■ **Exercise instructions**
Transcribe the listing verbatim. Do not carry over any pictures.

____ Data section

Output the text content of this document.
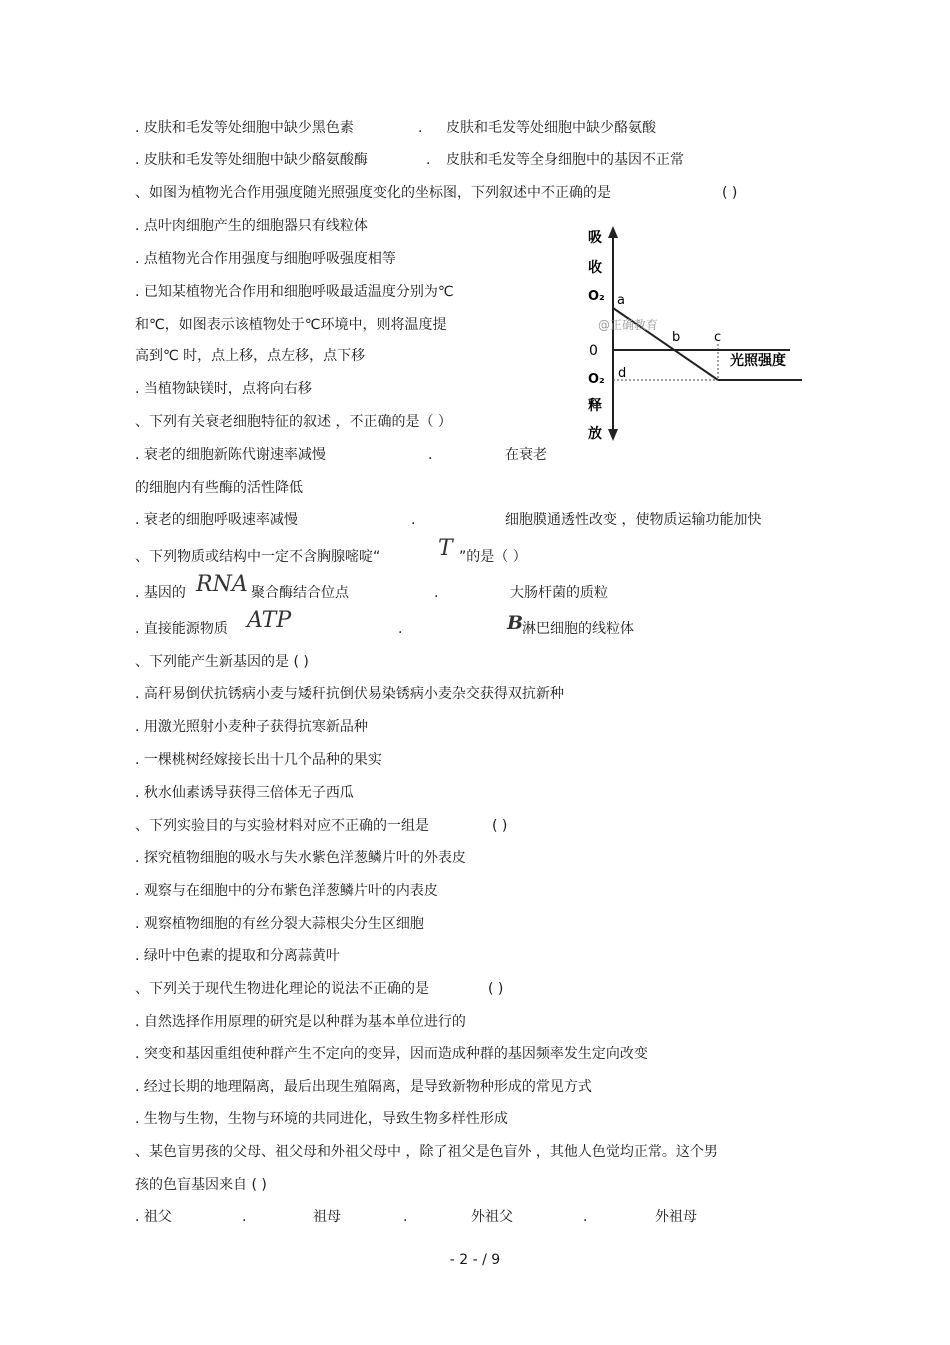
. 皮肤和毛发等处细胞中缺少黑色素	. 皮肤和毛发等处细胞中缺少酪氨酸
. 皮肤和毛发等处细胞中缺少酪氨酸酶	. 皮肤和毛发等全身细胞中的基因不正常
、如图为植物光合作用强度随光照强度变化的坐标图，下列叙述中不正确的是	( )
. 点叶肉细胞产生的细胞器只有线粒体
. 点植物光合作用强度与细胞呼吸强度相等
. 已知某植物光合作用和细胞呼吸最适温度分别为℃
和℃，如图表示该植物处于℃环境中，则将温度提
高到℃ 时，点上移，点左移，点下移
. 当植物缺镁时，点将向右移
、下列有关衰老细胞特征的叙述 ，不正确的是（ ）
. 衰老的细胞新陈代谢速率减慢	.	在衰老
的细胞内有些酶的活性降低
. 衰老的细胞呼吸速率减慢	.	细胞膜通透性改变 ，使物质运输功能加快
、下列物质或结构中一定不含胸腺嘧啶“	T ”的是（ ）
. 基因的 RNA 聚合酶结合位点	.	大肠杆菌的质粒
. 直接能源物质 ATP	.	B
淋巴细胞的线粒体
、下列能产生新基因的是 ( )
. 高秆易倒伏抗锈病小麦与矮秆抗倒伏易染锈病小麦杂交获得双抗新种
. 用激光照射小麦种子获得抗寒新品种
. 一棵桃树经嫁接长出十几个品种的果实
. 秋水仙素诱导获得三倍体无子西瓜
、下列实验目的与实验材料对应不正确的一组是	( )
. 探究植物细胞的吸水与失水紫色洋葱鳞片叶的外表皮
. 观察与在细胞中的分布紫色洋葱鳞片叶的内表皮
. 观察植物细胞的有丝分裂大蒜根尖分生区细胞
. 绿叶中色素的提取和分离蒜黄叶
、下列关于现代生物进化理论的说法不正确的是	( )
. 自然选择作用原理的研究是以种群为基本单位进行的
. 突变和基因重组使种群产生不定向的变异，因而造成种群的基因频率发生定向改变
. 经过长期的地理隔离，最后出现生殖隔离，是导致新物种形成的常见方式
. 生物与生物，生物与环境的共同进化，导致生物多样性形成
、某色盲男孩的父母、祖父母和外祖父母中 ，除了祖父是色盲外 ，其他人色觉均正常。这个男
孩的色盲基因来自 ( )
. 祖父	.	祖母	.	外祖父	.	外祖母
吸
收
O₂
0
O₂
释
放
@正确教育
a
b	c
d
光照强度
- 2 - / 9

________

■ **Response for this exercise**
Output the text content of this document.
. 皮肤和毛发等处细胞中缺少黑色素	. 皮肤和毛发等处细胞中缺少酪氨酸
. 皮肤和毛发等处细胞中缺少酪氨酸酶	. 皮肤和毛发等全身细胞中的基因不正常
、如图为植物光合作用强度随光照强度变化的坐标图，下列叙述中不正确的是	( )
. 点叶肉细胞产生的细胞器只有线粒体
. 点植物光合作用强度与细胞呼吸强度相等
. 已知某植物光合作用和细胞呼吸最适温度分别为℃
和℃，如图表示该植物处于℃环境中，则将温度提
高到℃ 时，点上移，点左移，点下移
. 当植物缺镁时，点将向右移
、下列有关衰老细胞特征的叙述 ，不正确的是（ ）
. 衰老的细胞新陈代谢速率减慢	.	在衰老
的细胞内有些酶的活性降低
. 衰老的细胞呼吸速率减慢	.	细胞膜通透性改变 ，使物质运输功能加快
、下列物质或结构中一定不含胸腺嘧啶“	T ”的是（ ）
. 基因的 RNA 聚合酶结合位点	.	大肠杆菌的质粒
. 直接能源物质 ATP	.	B
淋巴细胞的线粒体
、下列能产生新基因的是 ( )
. 高秆易倒伏抗锈病小麦与矮秆抗倒伏易染锈病小麦杂交获得双抗新种
. 用激光照射小麦种子获得抗寒新品种
. 一棵桃树经嫁接长出十几个品种的果实
. 秋水仙素诱导获得三倍体无子西瓜
、下列实验目的与实验材料对应不正确的一组是	( )
. 探究植物细胞的吸水与失水紫色洋葱鳞片叶的外表皮
. 观察与在细胞中的分布紫色洋葱鳞片叶的内表皮
. 观察植物细胞的有丝分裂大蒜根尖分生区细胞
. 绿叶中色素的提取和分离蒜黄叶
、下列关于现代生物进化理论的说法不正确的是	( )
. 自然选择作用原理的研究是以种群为基本单位进行的
. 突变和基因重组使种群产生不定向的变异，因而造成种群的基因频率发生定向改变
. 经过长期的地理隔离，最后出现生殖隔离，是导致新物种形成的常见方式
. 生物与生物，生物与环境的共同进化，导致生物多样性形成
、某色盲男孩的父母、祖父母和外祖父母中 ，除了祖父是色盲外 ，其他人色觉均正常。这个男
孩的色盲基因来自 ( )
. 祖父	.	祖母	.	外祖父	.	外祖母
吸
收
O₂
0
O₂
释
放
@正确教育
a
b	c
d
光照强度
- 2 - / 9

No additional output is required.